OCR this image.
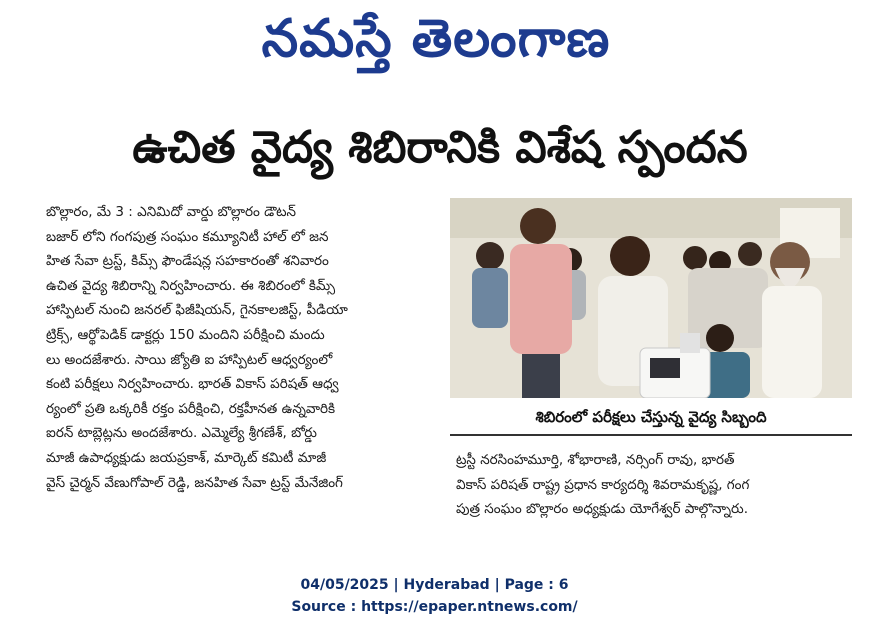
నమస్తే తెలంగాణ
ఉచిత వైద్య శిబిరానికి విశేష స్పందన
బొల్లారం, మే 3 : ఎనిమిదో వార్డు బొల్లారం డౌటన్
బజార్ లోని గంగపుత్ర సంఘం కమ్యూనిటీ హాల్ లో జన
హిత సేవా ట్రస్ట్, కిమ్స్ ఫౌండేషన్ల సహకారంతో శనివారం
ఉచిత వైద్య శిబిరాన్ని నిర్వహించారు. ఈ శిబిరంలో కిమ్స్
హాస్పిటల్ నుంచి జనరల్ ఫిజీషియన్, గైనకాలజిస్ట్, పీడియా
ట్రిక్స్, ఆర్థోపెడిక్ డాక్టర్లు 150 మందిని పరీక్షించి మందు
లు అందజేశారు. సాయి జ్యోతి ఐ హాస్పిటల్ ఆధ్వర్యంలో
కంటి పరీక్షలు నిర్వహించారు. భారత్ వికాస్ పరిషత్ ఆధ్వ
ర్యంలో ప్రతి ఒక్కరికీ రక్తం పరీక్షించి, రక్తహీనత ఉన్నవారికి
ఐరన్ టాబ్లెట్లను అందజేశారు. ఎమ్మెల్యే శ్రీగణేశ్, బోర్డు
మాజీ ఉపాధ్యక్షుడు జయప్రకాశ్, మార్కెట్ కమిటీ మాజీ
వైస్ చైర్మన్ వేణుగోపాల్ రెడ్డి, జనహిత సేవా ట్రస్ట్ మేనేజింగ్
శిబిరంలో పరీక్షలు చేస్తున్న వైద్య సిబ్బంది
ట్రస్టీ నరసింహమూర్తి, శోభారాణి, నర్సింగ్ రావు, భారత్
వికాస్ పరిషత్ రాష్ట్ర ప్రధాన కార్యదర్శి శివరామకృష్ణ, గంగ
పుత్ర సంఘం బొల్లారం అధ్యక్షుడు యోగేశ్వర్ పాల్గొన్నారు.
04/05/2025 | Hyderabad | Page : 6
Source : https://epaper.ntnews.com/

**Work to complete**
Repeat all of the data above word for word, minus the pictures.

**Final answer**
OCR this image.
నమస్తే తెలంగాణ
ఉచిత వైద్య శిబిరానికి విశేష స్పందన
బొల్లారం, మే 3 : ఎనిమిదో వార్డు బొల్లారం డౌటన్
బజార్ లోని గంగపుత్ర సంఘం కమ్యూనిటీ హాల్ లో జన
హిత సేవా ట్రస్ట్, కిమ్స్ ఫౌండేషన్ల సహకారంతో శనివారం
ఉచిత వైద్య శిబిరాన్ని నిర్వహించారు. ఈ శిబిరంలో కిమ్స్
హాస్పిటల్ నుంచి జనరల్ ఫిజీషియన్, గైనకాలజిస్ట్, పీడియా
ట్రిక్స్, ఆర్థోపెడిక్ డాక్టర్లు 150 మందిని పరీక్షించి మందు
లు అందజేశారు. సాయి జ్యోతి ఐ హాస్పిటల్ ఆధ్వర్యంలో
కంటి పరీక్షలు నిర్వహించారు. భారత్ వికాస్ పరిషత్ ఆధ్వ
ర్యంలో ప్రతి ఒక్కరికీ రక్తం పరీక్షించి, రక్తహీనత ఉన్నవారికి
ఐరన్ టాబ్లెట్లను అందజేశారు. ఎమ్మెల్యే శ్రీగణేశ్, బోర్డు
మాజీ ఉపాధ్యక్షుడు జయప్రకాశ్, మార్కెట్ కమిటీ మాజీ
వైస్ చైర్మన్ వేణుగోపాల్ రెడ్డి, జనహిత సేవా ట్రస్ట్ మేనేజింగ్
శిబిరంలో పరీక్షలు చేస్తున్న వైద్య సిబ్బంది
ట్రస్టీ నరసింహమూర్తి, శోభారాణి, నర్సింగ్ రావు, భారత్
వికాస్ పరిషత్ రాష్ట్ర ప్రధాన కార్యదర్శి శివరామకృష్ణ, గంగ
పుత్ర సంఘం బొల్లారం అధ్యక్షుడు యోగేశ్వర్ పాల్గొన్నారు.
04/05/2025 | Hyderabad | Page : 6
Source : https://epaper.ntnews.com/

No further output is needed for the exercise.